* EXERCISE TASK: Assemble all lines in which the string "JSON" appears.

##### ENTRIES SUPPLIED

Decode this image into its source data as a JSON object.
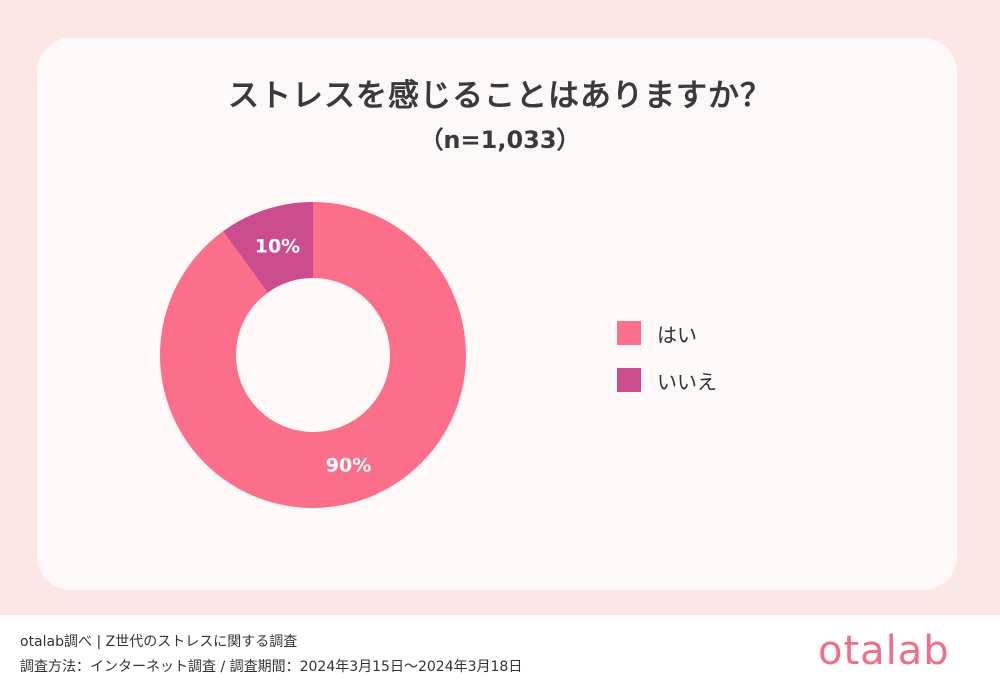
{
  "chart_data": {
    "type": "pie",
    "title": "ストレスを感じることはありますか？",
    "subtitle": "（n=1,033）",
    "categories": [
      "はい",
      "いいえ"
    ],
    "values": [
      90,
      10
    ],
    "labels": [
      "90%",
      "10%"
    ],
    "colors": [
      "#fc6f8b",
      "#cc4d8f"
    ],
    "legend_position": "right"
  },
  "footer": {
    "source": "otalab調べ | Z世代のストレスに関する調査",
    "method": "調査方法：インターネット調査 / 調査期間：2024年3月15日〜2024年3月18日"
  },
  "logo": "otalab"
}
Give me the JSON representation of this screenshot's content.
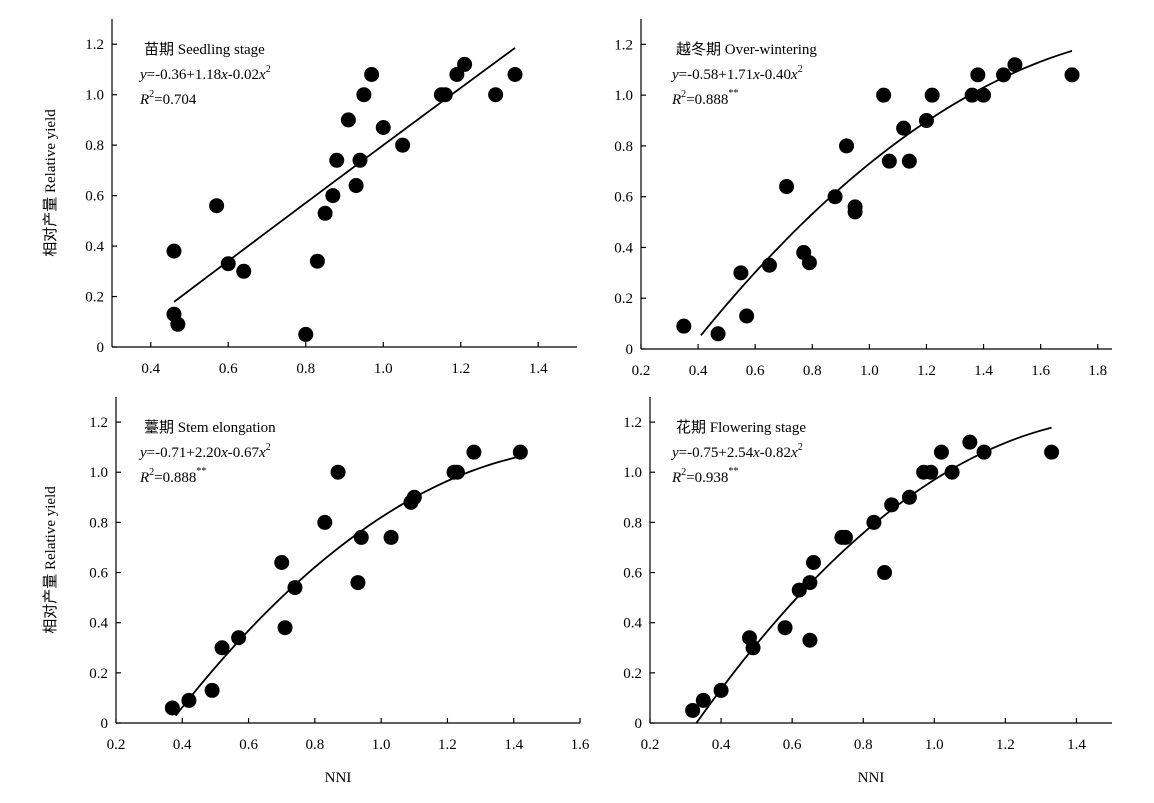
{
  "chart_data": [
    {
      "type": "scatter",
      "title": "苗期 Seedling stage",
      "equation": {
        "y": "y",
        "eq_prefix": "=-0.36+1.18",
        "x1": "x",
        "mid": "-0.02",
        "x2": "x",
        "sup": "2"
      },
      "r2": {
        "r": "R",
        "sup": "2",
        "value": "=0.704",
        "sig": ""
      },
      "ylabel": "相对产量 Relative yield",
      "xlabel": "",
      "xlim": [
        0.3,
        1.5
      ],
      "ylim": [
        0,
        1.3
      ],
      "xticks": [
        0.4,
        0.6,
        0.8,
        1.0,
        1.2,
        1.4
      ],
      "xtick_labels": [
        "0.4",
        "0.6",
        "0.8",
        "1.0",
        "1.2",
        "1.4"
      ],
      "yticks": [
        0,
        0.2,
        0.4,
        0.6,
        0.8,
        1.0,
        1.2
      ],
      "ytick_labels": [
        "0",
        "0.2",
        "0.4",
        "0.6",
        "0.8",
        "1.0",
        "1.2"
      ],
      "fit": {
        "a": -0.36,
        "b": 1.18,
        "c": -0.02,
        "x_range": [
          0.46,
          1.34
        ]
      },
      "points": [
        [
          0.46,
          0.38
        ],
        [
          0.46,
          0.13
        ],
        [
          0.47,
          0.09
        ],
        [
          0.57,
          0.56
        ],
        [
          0.6,
          0.33
        ],
        [
          0.64,
          0.3
        ],
        [
          0.8,
          0.05
        ],
        [
          0.83,
          0.34
        ],
        [
          0.85,
          0.53
        ],
        [
          0.87,
          0.6
        ],
        [
          0.88,
          0.74
        ],
        [
          0.91,
          0.9
        ],
        [
          0.93,
          0.64
        ],
        [
          0.94,
          0.74
        ],
        [
          0.95,
          1.0
        ],
        [
          0.97,
          1.08
        ],
        [
          1.0,
          0.87
        ],
        [
          1.05,
          0.8
        ],
        [
          1.15,
          1.0
        ],
        [
          1.16,
          1.0
        ],
        [
          1.19,
          1.08
        ],
        [
          1.21,
          1.12
        ],
        [
          1.29,
          1.0
        ],
        [
          1.34,
          1.08
        ]
      ]
    },
    {
      "type": "scatter",
      "title": "越冬期 Over-wintering",
      "equation": {
        "y": "y",
        "eq_prefix": "=-0.58+1.71",
        "x1": "x",
        "mid": "-0.40",
        "x2": "x",
        "sup": "2"
      },
      "r2": {
        "r": "R",
        "sup": "2",
        "value": "=0.888",
        "sig": "**"
      },
      "ylabel": "",
      "xlabel": "",
      "xlim": [
        0.2,
        1.85
      ],
      "ylim": [
        0,
        1.3
      ],
      "xticks": [
        0.2,
        0.4,
        0.6,
        0.8,
        1.0,
        1.2,
        1.4,
        1.6,
        1.8
      ],
      "xtick_labels": [
        "0.2",
        "0.4",
        "0.6",
        "0.8",
        "1.0",
        "1.2",
        "1.4",
        "1.6",
        "1.8"
      ],
      "yticks": [
        0,
        0.2,
        0.4,
        0.6,
        0.8,
        1.0,
        1.2
      ],
      "ytick_labels": [
        "0",
        "0.2",
        "0.4",
        "0.6",
        "0.8",
        "1.0",
        "1.2"
      ],
      "fit": {
        "a": -0.58,
        "b": 1.71,
        "c": -0.4,
        "x_range": [
          0.41,
          1.71
        ]
      },
      "points": [
        [
          0.35,
          0.09
        ],
        [
          0.47,
          0.06
        ],
        [
          0.55,
          0.3
        ],
        [
          0.57,
          0.13
        ],
        [
          0.65,
          0.33
        ],
        [
          0.71,
          0.64
        ],
        [
          0.77,
          0.38
        ],
        [
          0.79,
          0.34
        ],
        [
          0.88,
          0.6
        ],
        [
          0.92,
          0.8
        ],
        [
          0.95,
          0.56
        ],
        [
          0.95,
          0.54
        ],
        [
          1.05,
          1.0
        ],
        [
          1.07,
          0.74
        ],
        [
          1.12,
          0.87
        ],
        [
          1.14,
          0.74
        ],
        [
          1.2,
          0.9
        ],
        [
          1.22,
          1.0
        ],
        [
          1.36,
          1.0
        ],
        [
          1.38,
          1.08
        ],
        [
          1.4,
          1.0
        ],
        [
          1.47,
          1.08
        ],
        [
          1.51,
          1.12
        ],
        [
          1.71,
          1.08
        ]
      ]
    },
    {
      "type": "scatter",
      "title": "薹期 Stem elongation",
      "equation": {
        "y": "y",
        "eq_prefix": "=-0.71+2.20",
        "x1": "x",
        "mid": "-0.67",
        "x2": "x",
        "sup": "2"
      },
      "r2": {
        "r": "R",
        "sup": "2",
        "value": "=0.888",
        "sig": "**"
      },
      "ylabel": "相对产量 Relative yield",
      "xlabel": "NNI",
      "xlim": [
        0.2,
        1.6
      ],
      "ylim": [
        0,
        1.3
      ],
      "xticks": [
        0.2,
        0.4,
        0.6,
        0.8,
        1.0,
        1.2,
        1.4,
        1.6
      ],
      "xtick_labels": [
        "0.2",
        "0.4",
        "0.6",
        "0.8",
        "1.0",
        "1.2",
        "1.4",
        "1.6"
      ],
      "yticks": [
        0,
        0.2,
        0.4,
        0.6,
        0.8,
        1.0,
        1.2
      ],
      "ytick_labels": [
        "0",
        "0.2",
        "0.4",
        "0.6",
        "0.8",
        "1.0",
        "1.2"
      ],
      "fit": {
        "a": -0.71,
        "b": 2.2,
        "c": -0.67,
        "x_range": [
          0.38,
          1.42
        ]
      },
      "points": [
        [
          0.37,
          0.06
        ],
        [
          0.42,
          0.09
        ],
        [
          0.49,
          0.13
        ],
        [
          0.52,
          0.3
        ],
        [
          0.57,
          0.34
        ],
        [
          0.7,
          0.64
        ],
        [
          0.71,
          0.38
        ],
        [
          0.74,
          0.54
        ],
        [
          0.83,
          0.8
        ],
        [
          0.87,
          1.0
        ],
        [
          0.93,
          0.56
        ],
        [
          0.94,
          0.74
        ],
        [
          1.03,
          0.74
        ],
        [
          1.09,
          0.88
        ],
        [
          1.1,
          0.9
        ],
        [
          1.22,
          1.0
        ],
        [
          1.23,
          1.0
        ],
        [
          1.28,
          1.08
        ],
        [
          1.42,
          1.08
        ]
      ]
    },
    {
      "type": "scatter",
      "title": "花期 Flowering stage",
      "equation": {
        "y": "y",
        "eq_prefix": "=-0.75+2.54",
        "x1": "x",
        "mid": "-0.82",
        "x2": "x",
        "sup": "2"
      },
      "r2": {
        "r": "R",
        "sup": "2",
        "value": "=0.938",
        "sig": "**"
      },
      "ylabel": "",
      "xlabel": "NNI",
      "xlim": [
        0.2,
        1.5
      ],
      "ylim": [
        0,
        1.3
      ],
      "xticks": [
        0.2,
        0.4,
        0.6,
        0.8,
        1.0,
        1.2,
        1.4
      ],
      "xtick_labels": [
        "0.2",
        "0.4",
        "0.6",
        "0.8",
        "1.0",
        "1.2",
        "1.4"
      ],
      "yticks": [
        0,
        0.2,
        0.4,
        0.6,
        0.8,
        1.0,
        1.2
      ],
      "ytick_labels": [
        "0",
        "0.2",
        "0.4",
        "0.6",
        "0.8",
        "1.0",
        "1.2"
      ],
      "fit": {
        "a": -0.75,
        "b": 2.54,
        "c": -0.82,
        "x_range": [
          0.33,
          1.33
        ]
      },
      "points": [
        [
          0.32,
          0.05
        ],
        [
          0.35,
          0.09
        ],
        [
          0.4,
          0.13
        ],
        [
          0.48,
          0.34
        ],
        [
          0.49,
          0.3
        ],
        [
          0.58,
          0.38
        ],
        [
          0.62,
          0.53
        ],
        [
          0.65,
          0.56
        ],
        [
          0.65,
          0.33
        ],
        [
          0.66,
          0.64
        ],
        [
          0.74,
          0.74
        ],
        [
          0.75,
          0.74
        ],
        [
          0.83,
          0.8
        ],
        [
          0.86,
          0.6
        ],
        [
          0.88,
          0.87
        ],
        [
          0.93,
          0.9
        ],
        [
          0.97,
          1.0
        ],
        [
          0.99,
          1.0
        ],
        [
          1.02,
          1.08
        ],
        [
          1.05,
          1.0
        ],
        [
          1.1,
          1.12
        ],
        [
          1.14,
          1.08
        ],
        [
          1.33,
          1.08
        ]
      ]
    }
  ],
  "colors": {
    "ink": "#000000",
    "background": "#ffffff"
  }
}
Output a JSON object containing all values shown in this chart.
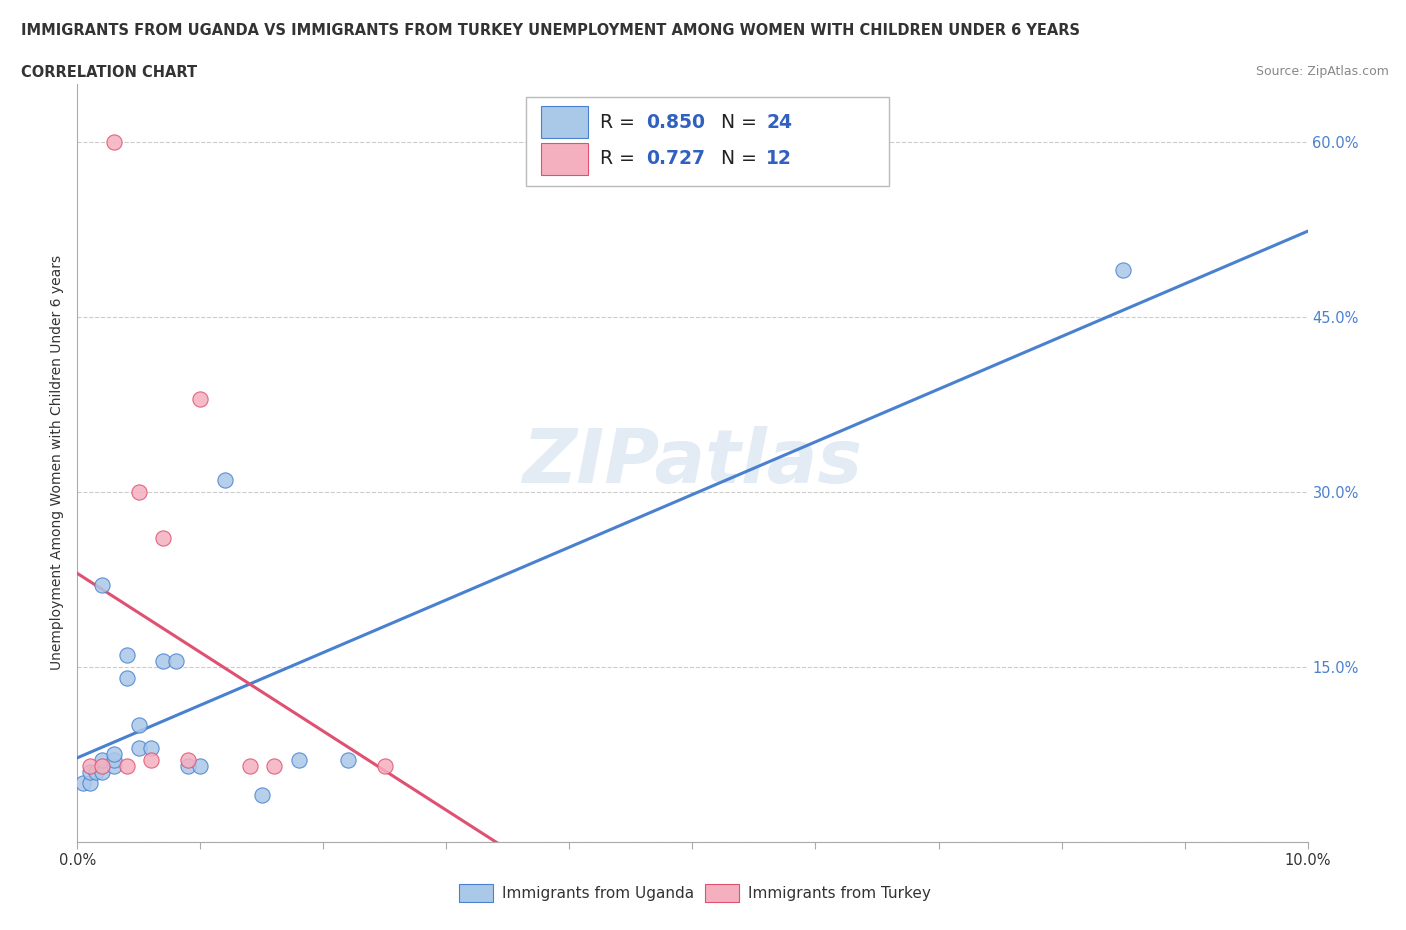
{
  "title_line1": "IMMIGRANTS FROM UGANDA VS IMMIGRANTS FROM TURKEY UNEMPLOYMENT AMONG WOMEN WITH CHILDREN UNDER 6 YEARS",
  "title_line2": "CORRELATION CHART",
  "source_text": "Source: ZipAtlas.com",
  "ylabel": "Unemployment Among Women with Children Under 6 years",
  "xlim": [
    0.0,
    0.1
  ],
  "ylim": [
    0.0,
    0.65
  ],
  "xticks": [
    0.0,
    0.01,
    0.02,
    0.03,
    0.04,
    0.05,
    0.06,
    0.07,
    0.08,
    0.09,
    0.1
  ],
  "xticklabels": [
    "0.0%",
    "",
    "",
    "",
    "",
    "",
    "",
    "",
    "",
    "",
    "10.0%"
  ],
  "yticks": [
    0.0,
    0.15,
    0.3,
    0.45,
    0.6
  ],
  "yticklabels": [
    "",
    "15.0%",
    "30.0%",
    "45.0%",
    "60.0%"
  ],
  "uganda_color": "#aac8e8",
  "turkey_color": "#f5b0c0",
  "uganda_line_color": "#4a80d0",
  "turkey_line_color": "#e05070",
  "uganda_r": 0.85,
  "uganda_n": 24,
  "turkey_r": 0.727,
  "turkey_n": 12,
  "watermark": "ZIPatlas",
  "uganda_x": [
    0.0005,
    0.001,
    0.001,
    0.0015,
    0.002,
    0.002,
    0.002,
    0.003,
    0.003,
    0.003,
    0.004,
    0.004,
    0.005,
    0.005,
    0.006,
    0.007,
    0.008,
    0.009,
    0.01,
    0.012,
    0.015,
    0.018,
    0.022,
    0.085
  ],
  "uganda_y": [
    0.05,
    0.05,
    0.06,
    0.06,
    0.06,
    0.07,
    0.22,
    0.065,
    0.07,
    0.075,
    0.14,
    0.16,
    0.08,
    0.1,
    0.08,
    0.155,
    0.155,
    0.065,
    0.065,
    0.31,
    0.04,
    0.07,
    0.07,
    0.49
  ],
  "turkey_x": [
    0.001,
    0.002,
    0.003,
    0.004,
    0.005,
    0.006,
    0.007,
    0.009,
    0.01,
    0.014,
    0.016,
    0.025
  ],
  "turkey_y": [
    0.065,
    0.065,
    0.6,
    0.065,
    0.3,
    0.07,
    0.26,
    0.07,
    0.38,
    0.065,
    0.065,
    0.065
  ],
  "grid_color": "#cccccc",
  "background_color": "#ffffff",
  "ytick_color": "#4a80d0",
  "title_color": "#333333",
  "source_color": "#888888"
}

##########

* ANSWER TO THE PROBLEM:
Decode this image into its source data as a JSON object.
Give me the JSON representation of this screenshot's content.
Output a JSON object containing all values shown in this chart.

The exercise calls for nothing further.